##### 正文

3. Install and update Bazel
sudo apt-get update&&sudo apt-get install bazel
Once installed, you can upgrade to a newer version of Bazel with:
sudo apt-get upgrade bazel
其实都是官网的安装步骤,亲身实践有效。
二、源码编译安装Tensorflow
1.克隆tensorflow源码
git clone--recurse-submodules https://github.com/tensorflow/tensorflow
2.配置tensorflow
进入到tensorflow目录下,有一个configure文件
输入:
./configure
3.配置选项
按如下规则配置tensorflow
You have bazel 0.6.1 installed.

##########
##### 待审数据

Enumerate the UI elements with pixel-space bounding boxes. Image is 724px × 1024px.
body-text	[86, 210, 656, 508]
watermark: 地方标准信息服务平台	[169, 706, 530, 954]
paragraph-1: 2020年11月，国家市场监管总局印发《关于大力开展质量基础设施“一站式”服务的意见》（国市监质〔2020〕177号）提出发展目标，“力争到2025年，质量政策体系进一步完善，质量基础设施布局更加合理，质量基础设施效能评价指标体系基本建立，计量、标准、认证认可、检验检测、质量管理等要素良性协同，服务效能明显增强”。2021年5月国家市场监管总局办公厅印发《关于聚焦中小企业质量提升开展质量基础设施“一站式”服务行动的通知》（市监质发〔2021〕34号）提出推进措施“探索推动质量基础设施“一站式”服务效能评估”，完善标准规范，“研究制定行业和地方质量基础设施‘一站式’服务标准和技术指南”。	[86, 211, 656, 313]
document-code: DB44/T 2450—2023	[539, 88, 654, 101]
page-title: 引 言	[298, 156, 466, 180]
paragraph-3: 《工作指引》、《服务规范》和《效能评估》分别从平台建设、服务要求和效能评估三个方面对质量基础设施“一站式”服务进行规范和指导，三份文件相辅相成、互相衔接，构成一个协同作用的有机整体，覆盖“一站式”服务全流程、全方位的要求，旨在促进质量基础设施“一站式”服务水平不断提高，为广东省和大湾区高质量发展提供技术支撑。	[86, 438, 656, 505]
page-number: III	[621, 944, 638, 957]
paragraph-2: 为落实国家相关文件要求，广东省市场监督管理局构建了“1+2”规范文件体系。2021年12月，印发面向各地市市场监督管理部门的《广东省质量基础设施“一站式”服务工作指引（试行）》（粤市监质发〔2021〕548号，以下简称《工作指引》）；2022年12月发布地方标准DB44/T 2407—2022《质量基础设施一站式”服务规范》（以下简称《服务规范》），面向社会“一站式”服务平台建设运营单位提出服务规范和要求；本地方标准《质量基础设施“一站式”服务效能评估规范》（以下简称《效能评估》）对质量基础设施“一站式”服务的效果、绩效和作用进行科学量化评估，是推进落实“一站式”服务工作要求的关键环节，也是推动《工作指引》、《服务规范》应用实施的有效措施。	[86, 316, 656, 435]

##########

待办任务.
1) 请将正文中从“3. Install and”开始、到“其实都是官网的安装步骤,亲身实践有效。”结束的部分重写一遍，并把其中的“官网”改为“官方网站”。
2) 根据正文，已安装的 bazel 版本是多少？
这些记录与此处内容毫无关系。

参考答案.
1)
3. Install and update Bazel
sudo apt-get update&&sudo apt-get install bazel
Once installed, you can upgrade to a newer version of Bazel with:
sudo apt-get upgrade bazel
其实都是官方网站的安装步骤,亲身实践有效。

2) 0.6.1